Start of ENTRIES SHOWN

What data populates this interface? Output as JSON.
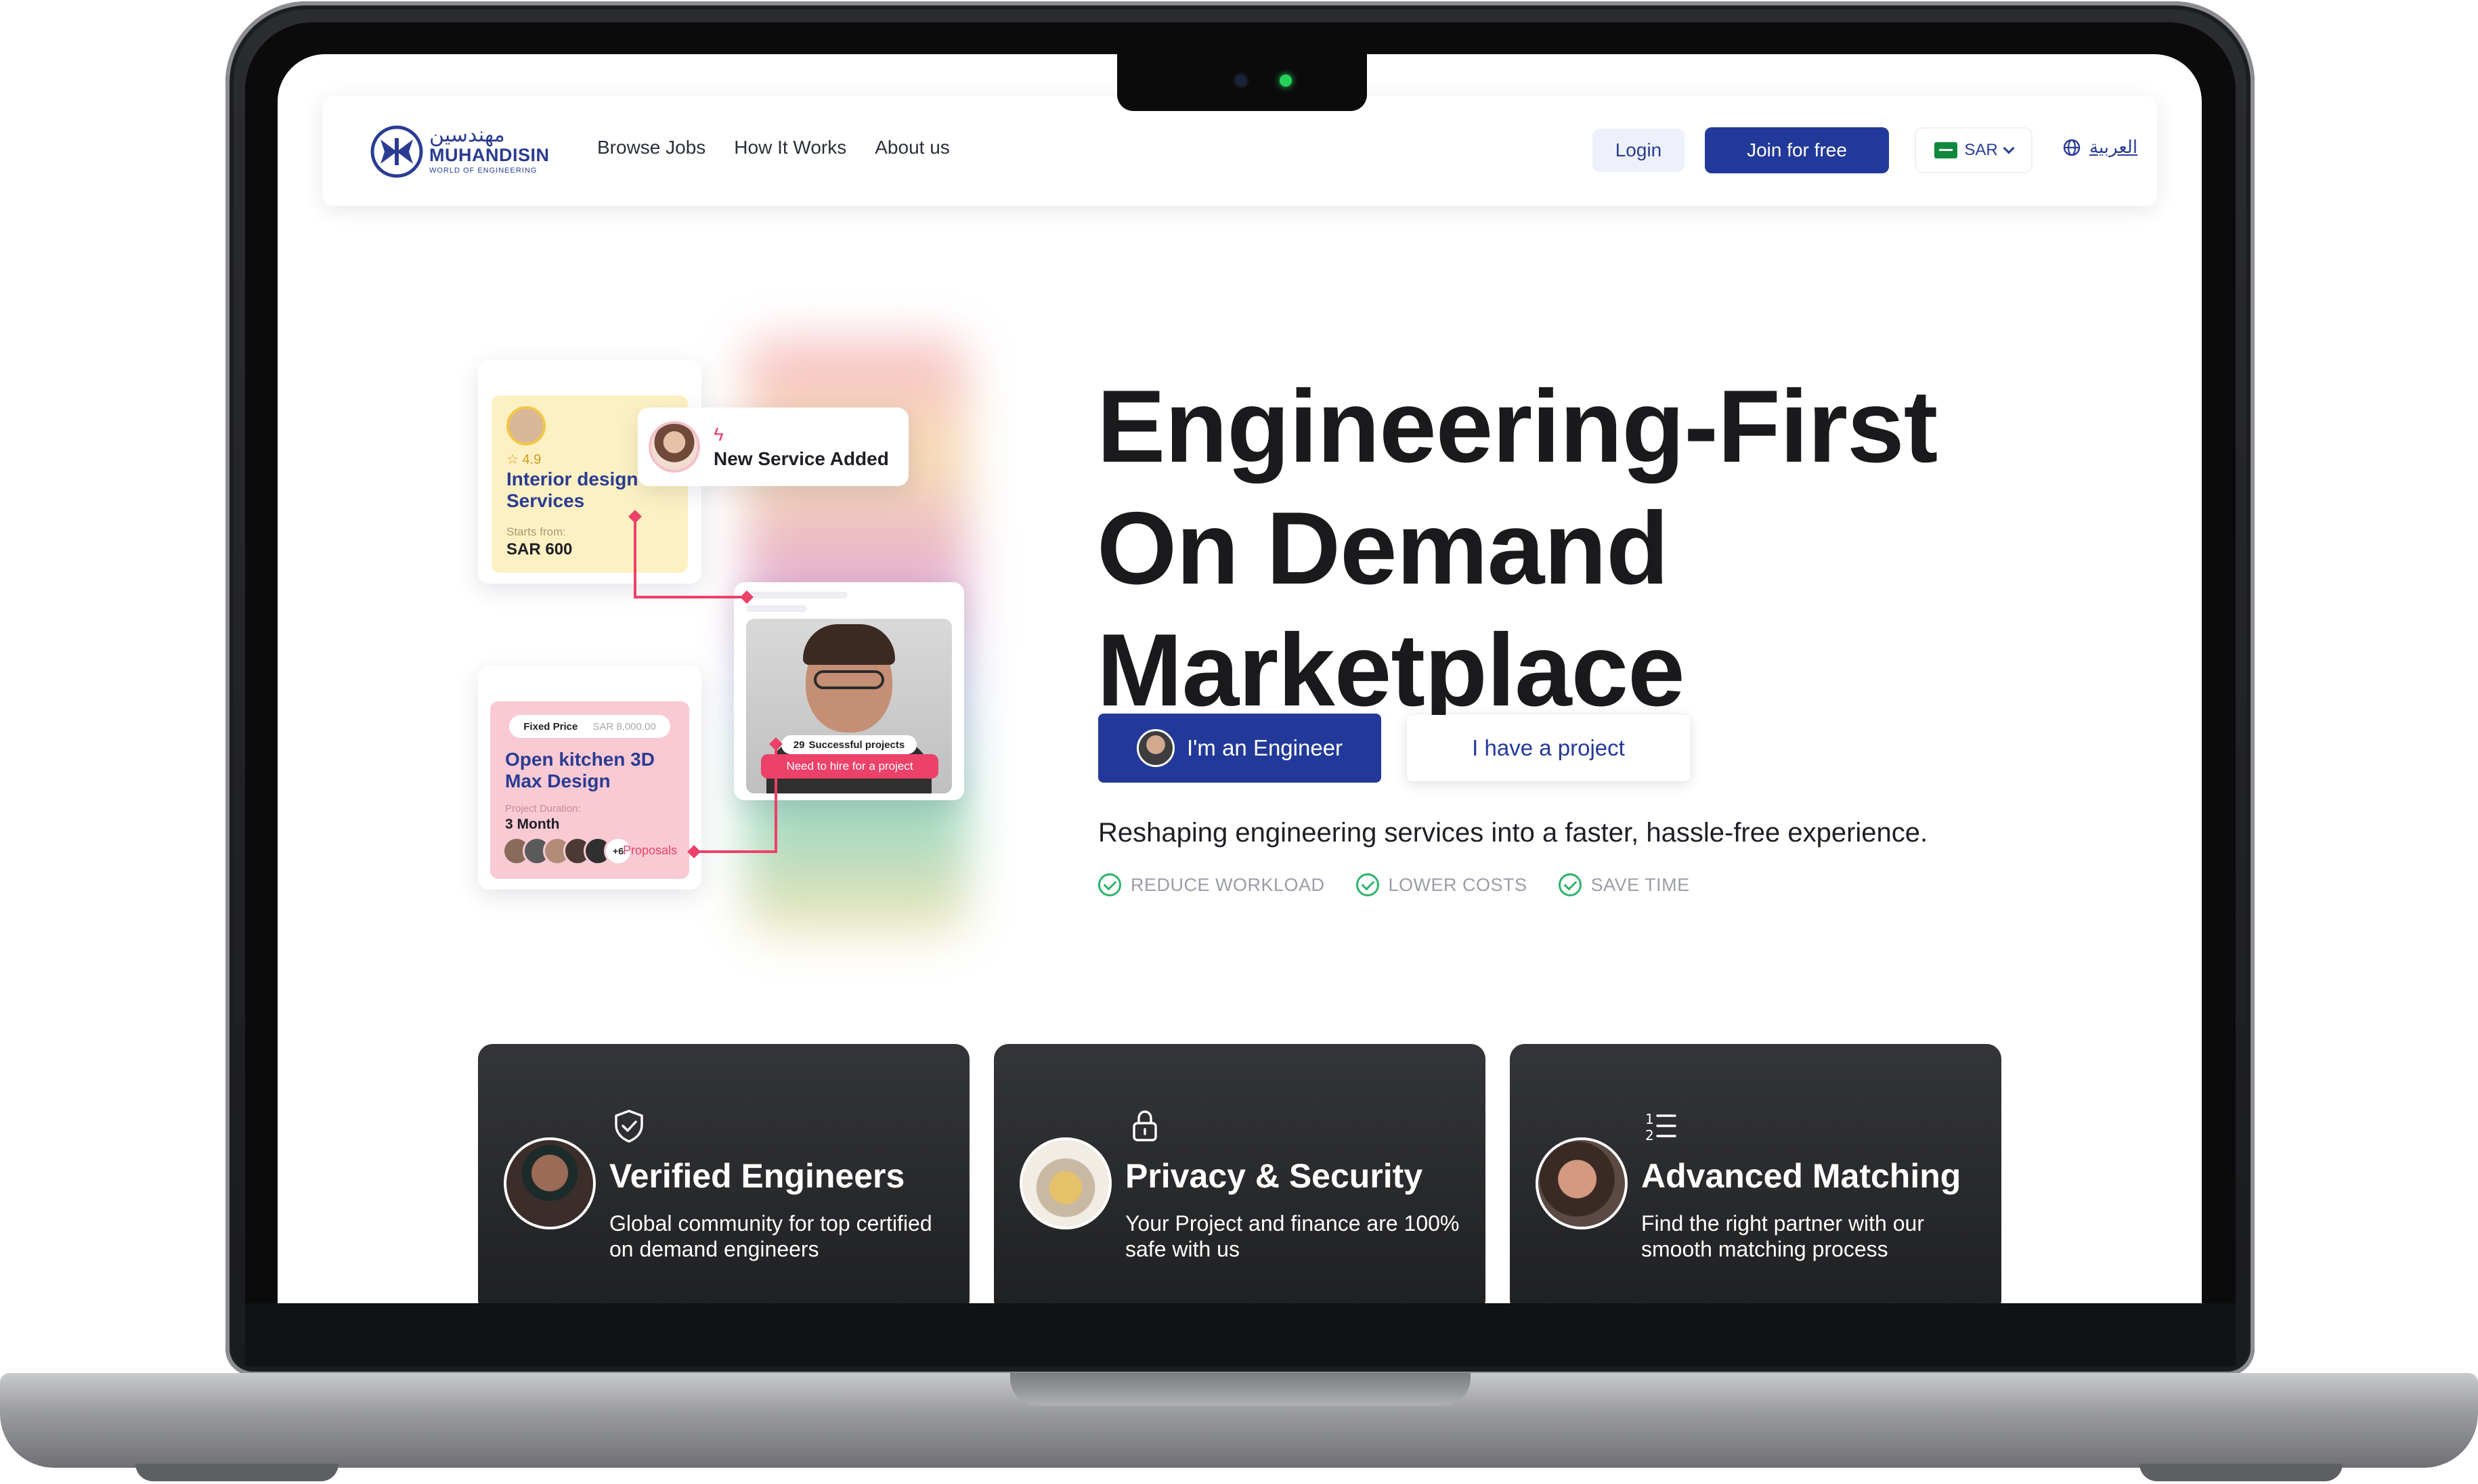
{
  "nav": {
    "logo_arabic": "مهندسين",
    "logo_name": "MUHANDISIN",
    "logo_tagline": "WORLD OF ENGINEERING",
    "links": [
      "Browse Jobs",
      "How It Works",
      "About us"
    ],
    "login_label": "Login",
    "join_label": "Join for free",
    "currency": "SAR",
    "language": "العربية"
  },
  "collage": {
    "service_card": {
      "rating": "4.9",
      "title": "Interior design Services",
      "starts_from_label": "Starts from:",
      "price": "SAR 600"
    },
    "notification": "New Service Added",
    "profile_card": {
      "projects_count": "29",
      "projects_label": "Successful projects",
      "hire_label": "Need to hire for a project"
    },
    "project_card": {
      "pricing_type": "Fixed Price",
      "price": "SAR 8,000.00",
      "title": "Open kitchen 3D Max Design",
      "duration_label": "Project Duration:",
      "duration": "3 Month",
      "more_count": "+6",
      "proposals_label": "Proposals"
    }
  },
  "hero": {
    "title_lines": [
      "Engineering-First",
      "On Demand",
      "Marketplace"
    ],
    "engineer_button": "I'm an Engineer",
    "project_button": "I have a project",
    "tagline": "Reshaping engineering services into a faster, hassle-free experience.",
    "benefits": [
      "REDUCE WORKLOAD",
      "LOWER COSTS",
      "SAVE TIME"
    ]
  },
  "features": [
    {
      "title": "Verified Engineers",
      "description": "Global community for top certified on demand engineers",
      "icon": "shield-check-icon"
    },
    {
      "title": "Privacy & Security",
      "description": "Your Project and finance are 100% safe with us",
      "icon": "lock-icon"
    },
    {
      "title": "Advanced Matching",
      "description": "Find the right partner with our smooth matching process",
      "icon": "numbered-list-icon"
    }
  ],
  "colors": {
    "brand_blue": "#23399a",
    "accent_pink": "#ec4169",
    "success_green": "#2db36b",
    "dark_card": "#2a2b2e"
  }
}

End of ENTRIES SHOWN

▸ **PROBLEM**:
Scan the listing above for the word "description" and copy every line that holds it.

▸ **ANSWER FOR THE TASK**:
      "description": "Global community for top certified on demand engineers",
      "description": "Your Project and finance are 100% safe with us",
      "description": "Find the right partner with our smooth matching process",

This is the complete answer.